Illustration 7 The body of the creature traversing the terrain (without smoothing out the body position correction).

4.2 Moving the legs

The legs of the body will take the correct position when given the position of the root joint and the position of the end effector because of the inverse kinematics discussed in chapter 3. The position of the root joint and the position of the end effector still need te be determined which will be discussed in this paragraph. Determining the position of the root joint is simple because the legs should be connected to the body at all times so every frame the position of the root joint just gets set to the position of the body. The desired location of the end effector is a little more complicated because this decides where the creature is going to plant its feet and when it is going to make a step.

There are a few constraints that the legs should abide by in order to be in a realistic position. An example of those constraints is that the end effector shouldn’t get too far away from the body because then the legs wont be long enough to reach between the body and the end effector. If the legs do not fulfil all of these constraints then the legs should be moved to a new position. Only one leg can move at a time so if a leg is already moving the other leg has to wait. The constraints that determine whether the legs should move are:

  • If the end effector is too far from the body
  • If both legs are behind the body
  • If the right leg is not on the right side of the body
  • If the left leg is not on the left side of the body

Once a leg has decided that it has to move it needs to decide where it is going. The legs use ray casts to determine where they can go. If the creature is moving forward the rays are cast from in front of the creature and down towards the ground. Where the rays hit the ground is where the legs wil move to. Once the legs have decided where to step to, they slowly move to this new target position. Over the duration of the step the position of the end effector is interpolated between the previous step position and the new step position. An additional vector gets added to the end effector position while it is stepping to make the creature lift its feet while it is stepping. The code that makes the creature lift its feet off the ground when stepping:

currentMovingLeg.position = Vector3.Lerp(oldLegTarget.position, newLegTarget.position, moveProgress)

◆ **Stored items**

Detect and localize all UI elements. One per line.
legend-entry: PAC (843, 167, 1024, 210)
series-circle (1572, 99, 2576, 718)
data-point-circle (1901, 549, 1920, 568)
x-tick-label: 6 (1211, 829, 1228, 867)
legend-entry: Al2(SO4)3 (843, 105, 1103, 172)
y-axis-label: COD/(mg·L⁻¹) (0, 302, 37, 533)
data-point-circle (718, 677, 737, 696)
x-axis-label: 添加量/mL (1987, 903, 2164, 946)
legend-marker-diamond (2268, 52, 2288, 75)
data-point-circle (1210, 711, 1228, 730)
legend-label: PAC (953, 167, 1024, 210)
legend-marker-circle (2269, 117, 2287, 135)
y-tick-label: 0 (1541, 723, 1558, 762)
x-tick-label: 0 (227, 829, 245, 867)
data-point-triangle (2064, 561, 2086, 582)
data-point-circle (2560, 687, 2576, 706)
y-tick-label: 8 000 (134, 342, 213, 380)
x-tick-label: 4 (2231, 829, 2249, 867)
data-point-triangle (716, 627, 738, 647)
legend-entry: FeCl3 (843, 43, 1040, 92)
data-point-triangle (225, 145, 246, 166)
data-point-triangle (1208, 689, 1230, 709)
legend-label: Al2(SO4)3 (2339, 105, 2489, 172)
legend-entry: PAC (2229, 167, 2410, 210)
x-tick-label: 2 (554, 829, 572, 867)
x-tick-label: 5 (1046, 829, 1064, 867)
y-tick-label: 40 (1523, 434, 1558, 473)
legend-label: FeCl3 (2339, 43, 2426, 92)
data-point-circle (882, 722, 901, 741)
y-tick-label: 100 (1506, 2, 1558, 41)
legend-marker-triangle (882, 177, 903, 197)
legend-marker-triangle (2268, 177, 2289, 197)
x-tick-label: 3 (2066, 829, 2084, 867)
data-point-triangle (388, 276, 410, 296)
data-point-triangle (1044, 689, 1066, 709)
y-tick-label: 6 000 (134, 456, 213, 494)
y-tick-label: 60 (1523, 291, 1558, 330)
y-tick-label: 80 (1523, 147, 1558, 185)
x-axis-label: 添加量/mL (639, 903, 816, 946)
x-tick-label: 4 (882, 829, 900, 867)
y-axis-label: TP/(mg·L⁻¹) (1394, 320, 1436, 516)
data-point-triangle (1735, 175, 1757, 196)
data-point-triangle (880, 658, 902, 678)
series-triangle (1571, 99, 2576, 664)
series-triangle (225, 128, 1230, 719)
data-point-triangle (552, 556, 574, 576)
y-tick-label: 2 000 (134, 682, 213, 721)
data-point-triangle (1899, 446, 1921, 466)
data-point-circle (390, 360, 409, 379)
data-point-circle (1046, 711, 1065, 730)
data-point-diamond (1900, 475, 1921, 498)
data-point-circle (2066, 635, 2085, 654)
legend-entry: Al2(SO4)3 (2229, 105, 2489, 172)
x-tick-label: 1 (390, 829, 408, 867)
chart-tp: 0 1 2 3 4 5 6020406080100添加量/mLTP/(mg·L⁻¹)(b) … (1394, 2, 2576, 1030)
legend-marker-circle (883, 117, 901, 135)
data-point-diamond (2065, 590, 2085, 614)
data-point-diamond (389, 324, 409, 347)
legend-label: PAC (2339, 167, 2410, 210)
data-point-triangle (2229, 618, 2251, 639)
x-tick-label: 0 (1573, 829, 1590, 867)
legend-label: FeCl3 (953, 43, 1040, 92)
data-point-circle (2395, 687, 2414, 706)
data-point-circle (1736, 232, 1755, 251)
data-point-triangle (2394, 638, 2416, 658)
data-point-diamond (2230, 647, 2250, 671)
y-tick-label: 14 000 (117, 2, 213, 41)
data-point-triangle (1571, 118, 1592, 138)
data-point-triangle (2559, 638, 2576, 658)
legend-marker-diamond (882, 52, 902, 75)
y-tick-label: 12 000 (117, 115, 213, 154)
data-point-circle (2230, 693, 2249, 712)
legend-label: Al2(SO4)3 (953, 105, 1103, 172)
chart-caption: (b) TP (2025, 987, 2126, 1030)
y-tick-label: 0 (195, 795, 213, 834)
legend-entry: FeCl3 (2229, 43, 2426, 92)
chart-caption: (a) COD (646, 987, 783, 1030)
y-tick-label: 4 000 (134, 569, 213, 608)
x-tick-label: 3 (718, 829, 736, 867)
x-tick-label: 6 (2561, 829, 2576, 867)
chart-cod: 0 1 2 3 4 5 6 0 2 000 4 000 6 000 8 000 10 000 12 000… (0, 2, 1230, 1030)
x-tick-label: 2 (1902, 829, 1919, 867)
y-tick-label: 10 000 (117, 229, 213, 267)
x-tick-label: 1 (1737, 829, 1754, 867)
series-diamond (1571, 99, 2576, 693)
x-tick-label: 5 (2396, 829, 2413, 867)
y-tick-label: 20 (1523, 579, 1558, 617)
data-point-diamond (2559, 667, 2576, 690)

◆ **WORK TO COMPLETE**
Answer these questions from the text on moving the legs:
1. What is the position of the root joint set to every frame?
2. How many legs can move at a time?
3. When the creature moves forward, from where are the rays cast?
The stored items play no part in this work.

◆ **OUTPUT OF THE TASK**
1. The position of the body.
2. Only one.
3. From in front of the creature, down toward the ground.